▶ Problem requirements
Write out every single entry exactly.

Collected data
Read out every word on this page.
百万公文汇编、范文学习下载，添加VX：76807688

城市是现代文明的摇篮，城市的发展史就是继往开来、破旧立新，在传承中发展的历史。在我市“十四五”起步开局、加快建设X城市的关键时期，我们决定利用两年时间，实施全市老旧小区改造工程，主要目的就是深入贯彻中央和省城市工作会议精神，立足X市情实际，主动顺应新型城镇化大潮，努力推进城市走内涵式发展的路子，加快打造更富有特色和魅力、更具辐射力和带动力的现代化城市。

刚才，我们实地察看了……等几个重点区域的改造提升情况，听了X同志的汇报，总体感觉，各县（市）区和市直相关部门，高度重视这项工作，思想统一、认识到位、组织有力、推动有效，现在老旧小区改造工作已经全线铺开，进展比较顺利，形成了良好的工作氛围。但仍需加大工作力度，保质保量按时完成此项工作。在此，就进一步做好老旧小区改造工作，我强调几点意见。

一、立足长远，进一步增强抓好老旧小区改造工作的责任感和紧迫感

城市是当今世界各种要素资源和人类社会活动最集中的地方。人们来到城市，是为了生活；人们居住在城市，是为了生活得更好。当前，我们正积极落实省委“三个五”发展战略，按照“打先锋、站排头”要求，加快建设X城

▶ Task answer
Read out every word on this page.
百万公文汇编、范文学习下载，添加VX：76807688

城市是现代文明的摇篮，城市的发展史就是继往开来、破旧立新，在传承中发展的历史。在我市“十四五”起步开局、加快建设X城市的关键时期，我们决定利用两年时间，实施全市老旧小区改造工程，主要目的就是深入贯彻中央和省城市工作会议精神，立足X市情实际，主动顺应新型城镇化大潮，努力推进城市走内涵式发展的路子，加快打造更富有特色和魅力、更具辐射力和带动力的现代化城市。

刚才，我们实地察看了……等几个重点区域的改造提升情况，听了X同志的汇报，总体感觉，各县（市）区和市直相关部门，高度重视这项工作，思想统一、认识到位、组织有力、推动有效，现在老旧小区改造工作已经全线铺开，进展比较顺利，形成了良好的工作氛围。但仍需加大工作力度，保质保量按时完成此项工作。在此，就进一步做好老旧小区改造工作，我强调几点意见。

一、立足长远，进一步增强抓好老旧小区改造工作的责任感和紧迫感

城市是当今世界各种要素资源和人类社会活动最集中的地方。人们来到城市，是为了生活；人们居住在城市，是为了生活得更好。当前，我们正积极落实省委“三个五”发展战略，按照“打先锋、站排头”要求，加快建设X城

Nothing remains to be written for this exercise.